* Given task *
Please transcribe the data that follows without the pictures, keeping every word the same.

(Records from a dataset)

** START **

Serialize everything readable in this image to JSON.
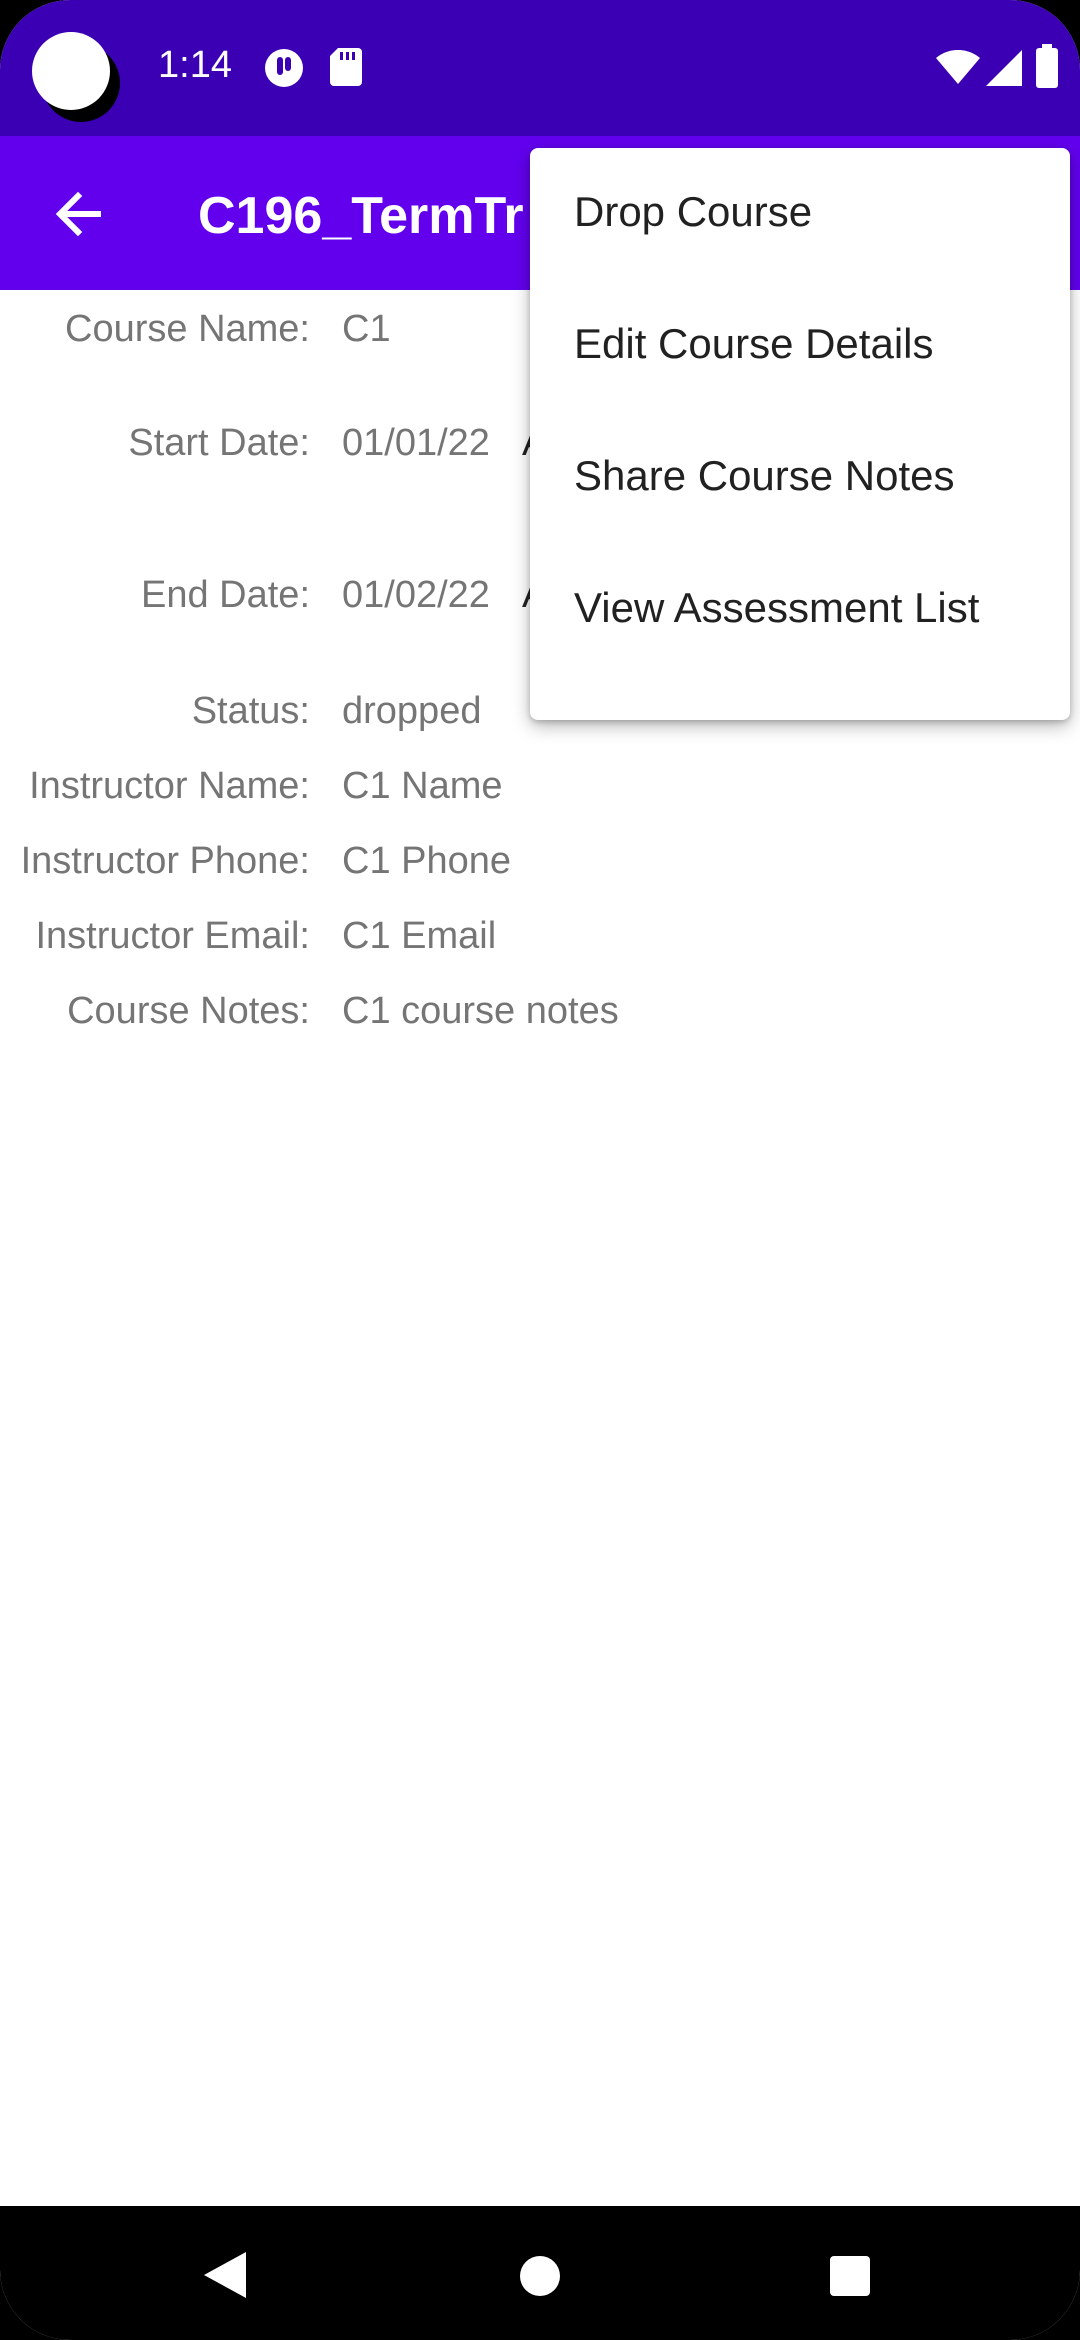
{
  "status_bar": {
    "time": "1:14",
    "left_icons": [
      "camera-cutout",
      "info-badge-icon",
      "sd-card-icon"
    ],
    "right_icons": [
      "wifi-icon",
      "signal-icon",
      "battery-icon"
    ]
  },
  "app_bar": {
    "title": "C196_TermTr",
    "back_icon": "arrow-left-icon",
    "color": "#6200ee"
  },
  "details": {
    "course_name_label": "Course Name:",
    "course_name_value": "C1",
    "start_date_label": "Start Date:",
    "start_date_value": "01/01/22",
    "start_date_extra": "A",
    "end_date_label": "End Date:",
    "end_date_value": "01/02/22",
    "end_date_extra": "A",
    "status_label": "Status:",
    "status_value": "dropped",
    "instructor_name_label": "Instructor Name:",
    "instructor_name_value": "C1 Name",
    "instructor_phone_label": "Instructor Phone:",
    "instructor_phone_value": "C1 Phone",
    "instructor_email_label": "Instructor Email:",
    "instructor_email_value": "C1 Email",
    "course_notes_label": "Course Notes:",
    "course_notes_value": "C1 course notes"
  },
  "menu": {
    "items": [
      {
        "label": "Drop Course"
      },
      {
        "label": "Edit Course Details"
      },
      {
        "label": "Share Course Notes"
      },
      {
        "label": "View Assessment List"
      }
    ]
  },
  "nav_bar": {
    "buttons": [
      "back-triangle-icon",
      "home-circle-icon",
      "recents-square-icon"
    ]
  }
}
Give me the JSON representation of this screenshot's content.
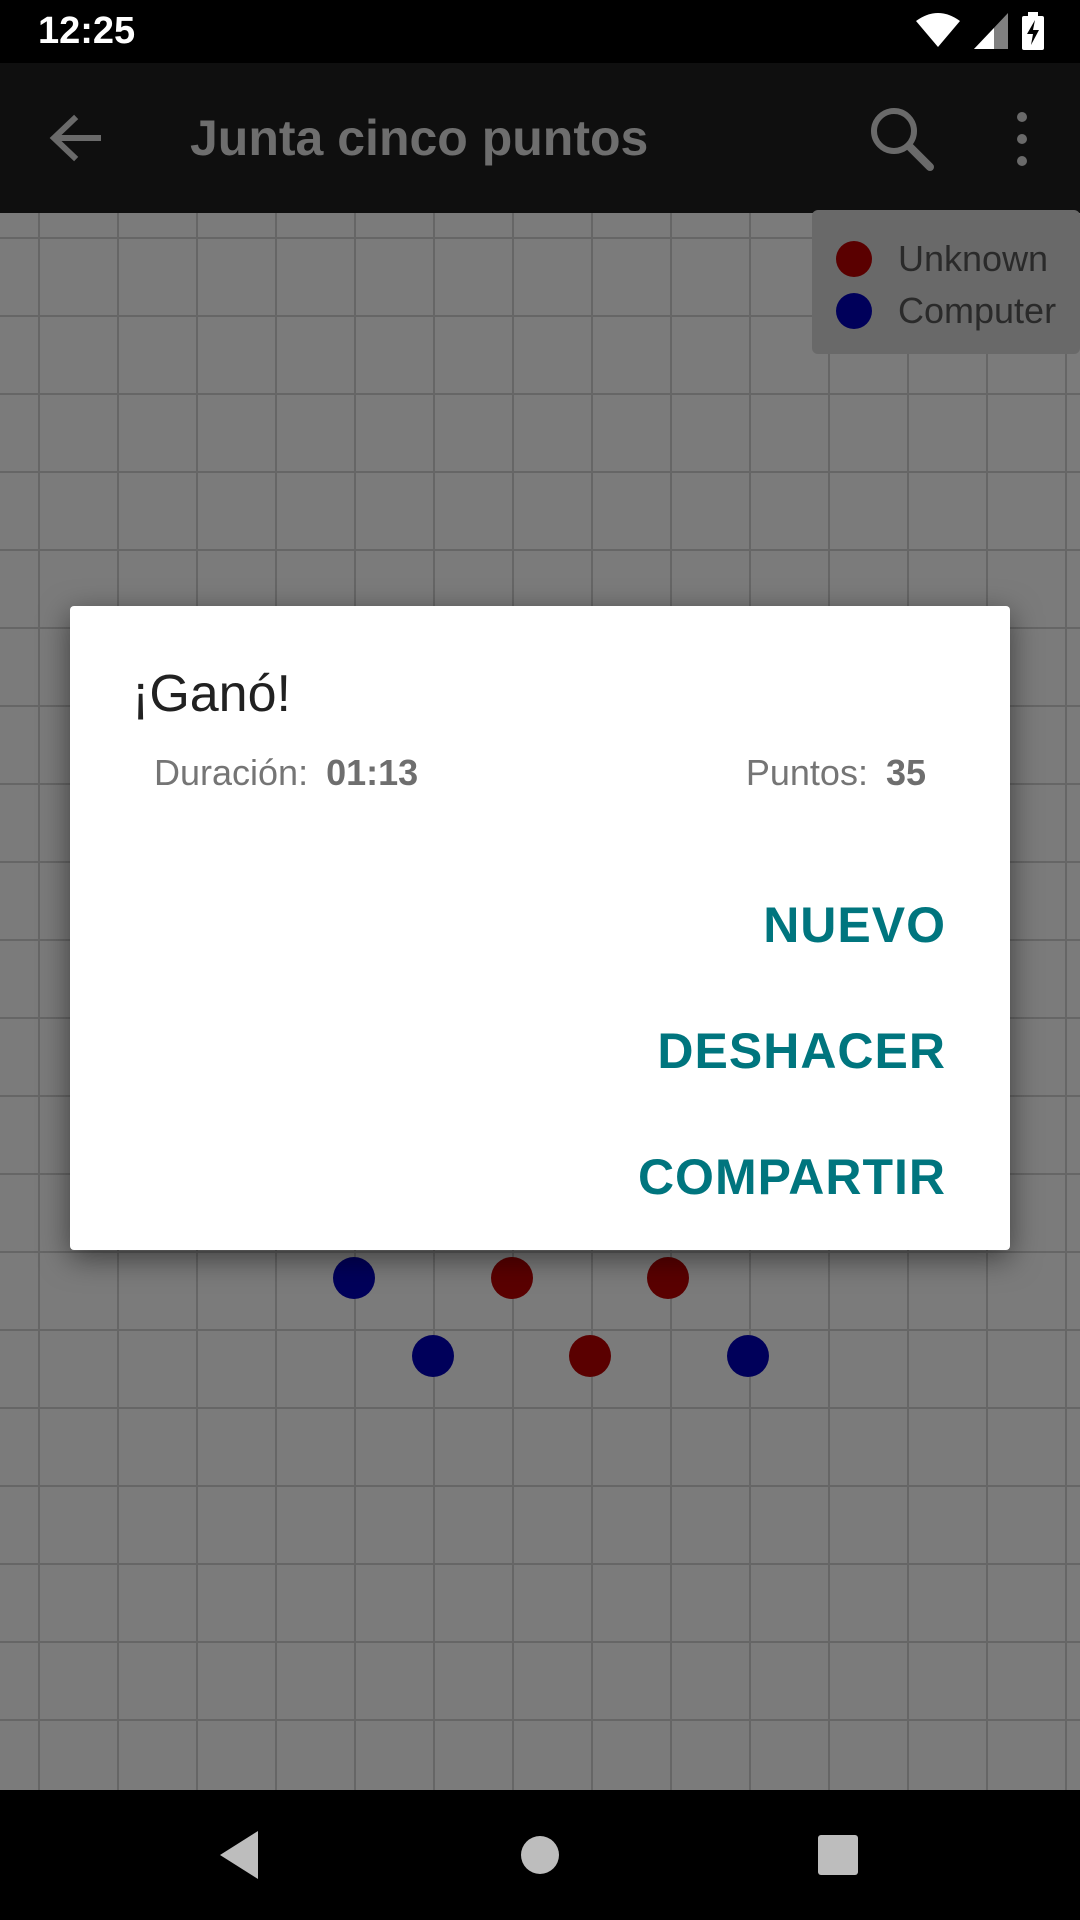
{
  "status_bar": {
    "time": "12:25",
    "icons": [
      "wifi-icon",
      "signal-icon",
      "battery-charging-icon"
    ]
  },
  "app_bar": {
    "title": "Junta cinco puntos",
    "icons": [
      "back-arrow-icon",
      "search-icon",
      "more-vert-icon"
    ]
  },
  "legend": {
    "players": [
      {
        "name": "Unknown",
        "color": "#8b0000"
      },
      {
        "name": "Computer",
        "color": "#00008b"
      }
    ]
  },
  "dialog": {
    "title": "¡Ganó!",
    "duration_label": "Duración:",
    "duration_value": "01:13",
    "points_label": "Puntos:",
    "points_value": "35",
    "buttons": {
      "new": "NUEVO",
      "undo": "DESHACER",
      "share": "COMPARTIR"
    }
  },
  "colors": {
    "accent": "#00757e",
    "player_red": "#8b0000",
    "player_blue": "#00008b"
  },
  "nav_bar": {
    "icons": [
      "back-triangle-icon",
      "home-circle-icon",
      "recents-square-icon"
    ]
  }
}
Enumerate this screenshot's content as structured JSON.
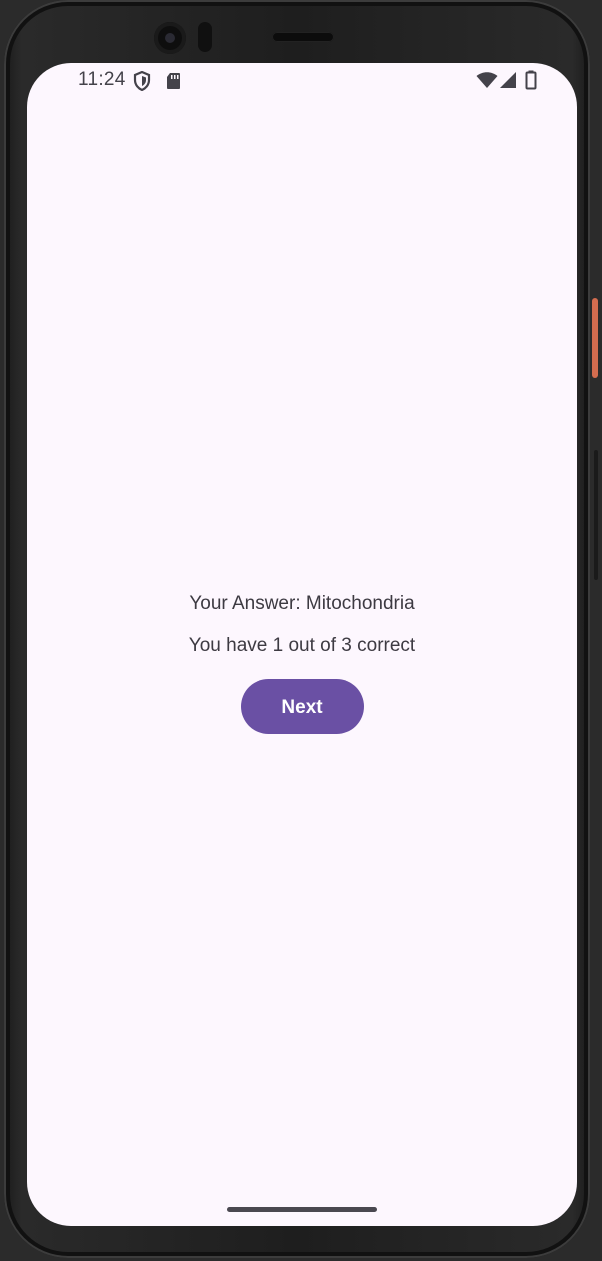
{
  "status_bar": {
    "time": "11:24",
    "left_icons": [
      "shield-icon",
      "sd-card-icon"
    ],
    "right_icons": [
      "wifi-icon",
      "signal-icon",
      "battery-icon"
    ]
  },
  "main": {
    "answer_text": "Your Answer: Mitochondria",
    "score_text": "You have 1 out of 3 correct",
    "next_label": "Next"
  },
  "colors": {
    "background": "#fdf7fe",
    "accent": "#6a50a4",
    "text": "#3d3a42"
  }
}
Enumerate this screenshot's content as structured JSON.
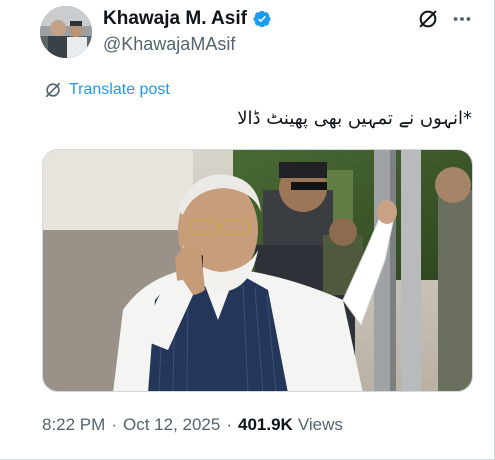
{
  "author": {
    "display_name": "Khawaja M. Asif",
    "handle": "@KhawajaMAsif",
    "verified": true,
    "verified_color": "#1d9bf0"
  },
  "actions": {
    "grok_icon": "grok-slash-circle-icon",
    "more_icon": "more-horizontal-icon"
  },
  "translate": {
    "label": "Translate post",
    "icon": "translate-slash-circle-icon",
    "color": "#1d9bf0"
  },
  "post": {
    "text": "*انہوں نے تمہیں بھی پھینٹ ڈالا"
  },
  "media": {
    "type": "photo"
  },
  "meta": {
    "time": "8:22 PM",
    "separator": "·",
    "date": "Oct 12, 2025",
    "views_count": "401.9K",
    "views_label": "Views"
  },
  "colors": {
    "text_primary": "#0f1419",
    "text_secondary": "#536471",
    "border": "#cfd9de"
  }
}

** END **

* Completed exercise *
Serialize everything readable in this image to JSON.
{
  "status_bar": {
    "time": "1:14",
    "left_icons": [
      "camera-cutout",
      "info-badge-icon",
      "sd-card-icon"
    ],
    "right_icons": [
      "wifi-icon",
      "signal-icon",
      "battery-icon"
    ]
  },
  "app_bar": {
    "title": "C196_TermTr",
    "back_icon": "arrow-left-icon",
    "color": "#6200ee"
  },
  "details": {
    "course_name_label": "Course Name:",
    "course_name_value": "C1",
    "start_date_label": "Start Date:",
    "start_date_value": "01/01/22",
    "start_date_extra": "A",
    "end_date_label": "End Date:",
    "end_date_value": "01/02/22",
    "end_date_extra": "A",
    "status_label": "Status:",
    "status_value": "dropped",
    "instructor_name_label": "Instructor Name:",
    "instructor_name_value": "C1 Name",
    "instructor_phone_label": "Instructor Phone:",
    "instructor_phone_value": "C1 Phone",
    "instructor_email_label": "Instructor Email:",
    "instructor_email_value": "C1 Email",
    "course_notes_label": "Course Notes:",
    "course_notes_value": "C1 course notes"
  },
  "menu": {
    "items": [
      {
        "label": "Drop Course"
      },
      {
        "label": "Edit Course Details"
      },
      {
        "label": "Share Course Notes"
      },
      {
        "label": "View Assessment List"
      }
    ]
  },
  "nav_bar": {
    "buttons": [
      "back-triangle-icon",
      "home-circle-icon",
      "recents-square-icon"
    ]
  }
}
Give me the JSON representation of this screenshot's content.
{
  "status_bar": {
    "time": "12:25",
    "icons": [
      "wifi-icon",
      "signal-icon",
      "battery-charging-icon"
    ]
  },
  "app_bar": {
    "title": "Junta cinco puntos",
    "icons": [
      "back-arrow-icon",
      "search-icon",
      "more-vert-icon"
    ]
  },
  "legend": {
    "players": [
      {
        "name": "Unknown",
        "color": "#8b0000"
      },
      {
        "name": "Computer",
        "color": "#00008b"
      }
    ]
  },
  "dialog": {
    "title": "¡Ganó!",
    "duration_label": "Duración:",
    "duration_value": "01:13",
    "points_label": "Puntos:",
    "points_value": "35",
    "buttons": {
      "new": "NUEVO",
      "undo": "DESHACER",
      "share": "COMPARTIR"
    }
  },
  "colors": {
    "accent": "#00757e",
    "player_red": "#8b0000",
    "player_blue": "#00008b"
  },
  "nav_bar": {
    "icons": [
      "back-triangle-icon",
      "home-circle-icon",
      "recents-square-icon"
    ]
  }
}
Enumerate this screenshot's content as structured JSON.
{
  "status_bar": {
    "time": "11:24",
    "left_icons": [
      "shield-icon",
      "sd-card-icon"
    ],
    "right_icons": [
      "wifi-icon",
      "signal-icon",
      "battery-icon"
    ]
  },
  "main": {
    "answer_text": "Your Answer: Mitochondria",
    "score_text": "You have 1 out of 3 correct",
    "next_label": "Next"
  },
  "colors": {
    "background": "#fdf7fe",
    "accent": "#6a50a4",
    "text": "#3d3a42"
  }
}
Enumerate this screenshot's content as structured JSON.
{
  "author": {
    "display_name": "Khawaja M. Asif",
    "handle": "@KhawajaMAsif",
    "verified": true,
    "verified_color": "#1d9bf0"
  },
  "actions": {
    "grok_icon": "grok-slash-circle-icon",
    "more_icon": "more-horizontal-icon"
  },
  "translate": {
    "label": "Translate post",
    "icon": "translate-slash-circle-icon",
    "color": "#1d9bf0"
  },
  "post": {
    "text": "*انہوں نے تمہیں بھی پھینٹ ڈالا"
  },
  "media": {
    "type": "photo"
  },
  "meta": {
    "time": "8:22 PM",
    "separator": "·",
    "date": "Oct 12, 2025",
    "views_count": "401.9K",
    "views_label": "Views"
  },
  "colors": {
    "text_primary": "#0f1419",
    "text_secondary": "#536471",
    "border": "#cfd9de"
  }
}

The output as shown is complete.